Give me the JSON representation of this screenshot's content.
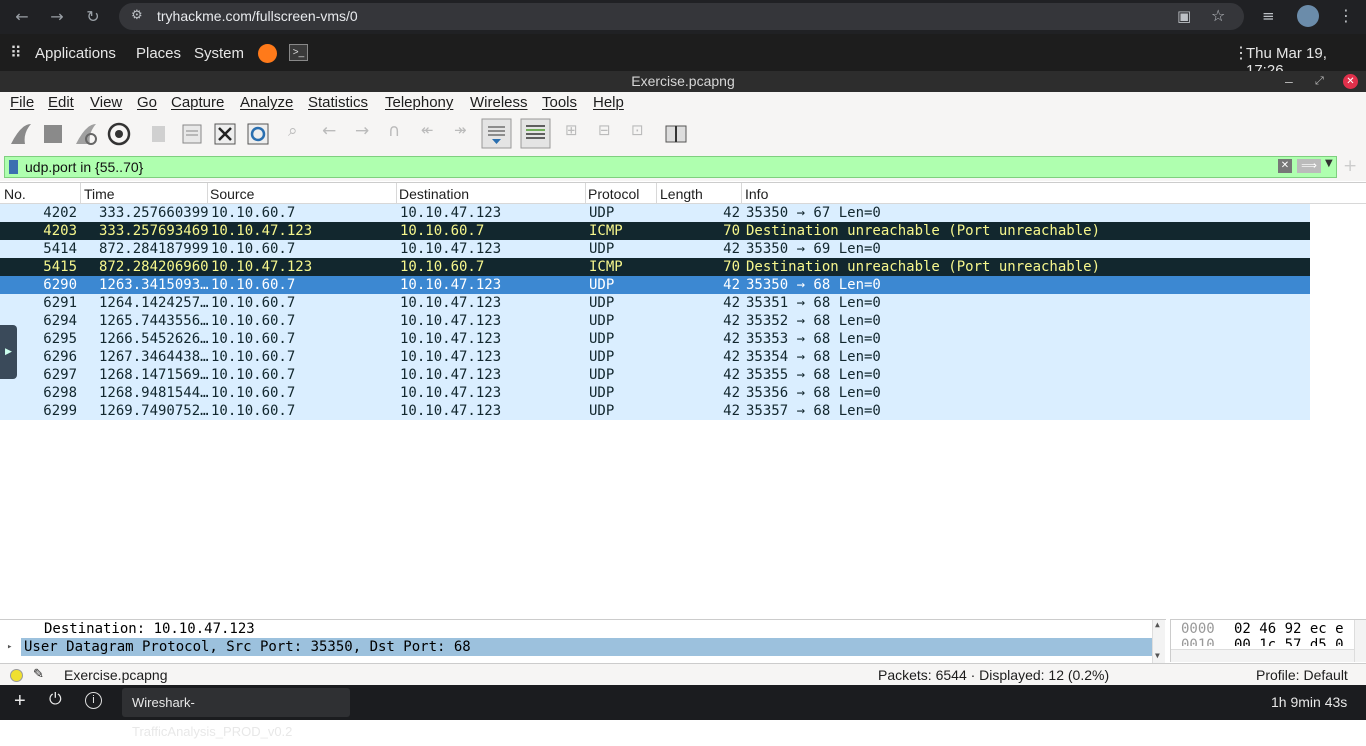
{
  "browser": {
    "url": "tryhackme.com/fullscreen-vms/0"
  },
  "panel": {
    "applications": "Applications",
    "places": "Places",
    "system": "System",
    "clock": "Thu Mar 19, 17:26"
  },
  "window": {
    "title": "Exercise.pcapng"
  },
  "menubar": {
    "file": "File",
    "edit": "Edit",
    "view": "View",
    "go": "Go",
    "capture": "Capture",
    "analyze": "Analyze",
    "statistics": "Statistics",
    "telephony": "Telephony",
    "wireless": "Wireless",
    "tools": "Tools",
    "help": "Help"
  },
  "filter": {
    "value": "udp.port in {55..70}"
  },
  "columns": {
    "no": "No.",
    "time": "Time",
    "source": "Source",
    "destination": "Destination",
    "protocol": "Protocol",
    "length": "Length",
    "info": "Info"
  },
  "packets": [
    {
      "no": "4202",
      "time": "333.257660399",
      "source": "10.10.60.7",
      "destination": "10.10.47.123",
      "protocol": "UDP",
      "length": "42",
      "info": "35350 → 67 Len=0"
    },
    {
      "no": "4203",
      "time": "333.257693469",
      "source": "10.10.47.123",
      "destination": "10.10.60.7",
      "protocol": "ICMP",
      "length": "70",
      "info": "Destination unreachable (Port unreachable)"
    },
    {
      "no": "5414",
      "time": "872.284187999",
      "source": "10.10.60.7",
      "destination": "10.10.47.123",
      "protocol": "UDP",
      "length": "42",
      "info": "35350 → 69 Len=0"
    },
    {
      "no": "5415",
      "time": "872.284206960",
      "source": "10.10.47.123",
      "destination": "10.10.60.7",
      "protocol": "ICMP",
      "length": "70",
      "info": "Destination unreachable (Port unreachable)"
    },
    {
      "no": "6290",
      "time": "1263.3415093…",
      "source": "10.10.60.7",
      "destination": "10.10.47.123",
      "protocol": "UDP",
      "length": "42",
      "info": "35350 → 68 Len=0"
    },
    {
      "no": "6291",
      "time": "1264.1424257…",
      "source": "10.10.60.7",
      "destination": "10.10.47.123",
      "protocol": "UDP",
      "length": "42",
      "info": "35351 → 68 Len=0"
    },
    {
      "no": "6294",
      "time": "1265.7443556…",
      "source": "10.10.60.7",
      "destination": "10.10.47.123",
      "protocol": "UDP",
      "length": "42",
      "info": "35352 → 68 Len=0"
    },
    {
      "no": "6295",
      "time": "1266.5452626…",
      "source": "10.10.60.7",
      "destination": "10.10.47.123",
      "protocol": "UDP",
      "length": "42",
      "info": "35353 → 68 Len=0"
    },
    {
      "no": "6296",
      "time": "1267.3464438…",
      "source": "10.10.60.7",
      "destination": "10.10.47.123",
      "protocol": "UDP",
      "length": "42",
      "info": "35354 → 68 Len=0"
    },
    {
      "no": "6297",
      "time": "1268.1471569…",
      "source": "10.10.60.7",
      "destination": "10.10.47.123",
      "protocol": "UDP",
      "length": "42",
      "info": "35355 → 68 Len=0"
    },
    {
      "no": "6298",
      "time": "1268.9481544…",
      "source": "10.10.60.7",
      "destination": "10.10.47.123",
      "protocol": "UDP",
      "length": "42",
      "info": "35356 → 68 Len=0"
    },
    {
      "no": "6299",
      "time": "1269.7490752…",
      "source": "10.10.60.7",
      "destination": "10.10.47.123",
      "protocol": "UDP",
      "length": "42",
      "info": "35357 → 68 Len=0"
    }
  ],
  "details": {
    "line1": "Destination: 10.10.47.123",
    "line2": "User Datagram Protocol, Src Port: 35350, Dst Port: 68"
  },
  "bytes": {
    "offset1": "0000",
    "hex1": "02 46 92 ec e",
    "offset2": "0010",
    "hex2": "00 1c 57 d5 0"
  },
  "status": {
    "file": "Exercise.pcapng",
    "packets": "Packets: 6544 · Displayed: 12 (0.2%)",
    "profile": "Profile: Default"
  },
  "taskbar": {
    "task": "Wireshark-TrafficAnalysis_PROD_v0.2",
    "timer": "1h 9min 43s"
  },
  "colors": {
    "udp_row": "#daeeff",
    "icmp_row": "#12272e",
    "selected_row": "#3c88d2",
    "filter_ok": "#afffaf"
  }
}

##########

** Task goal **
Copy every line in the entries above that has the string "pcapng" in it.

** Expected answer **
    "title": "Exercise.pcapng"
    "file": "Exercise.pcapng",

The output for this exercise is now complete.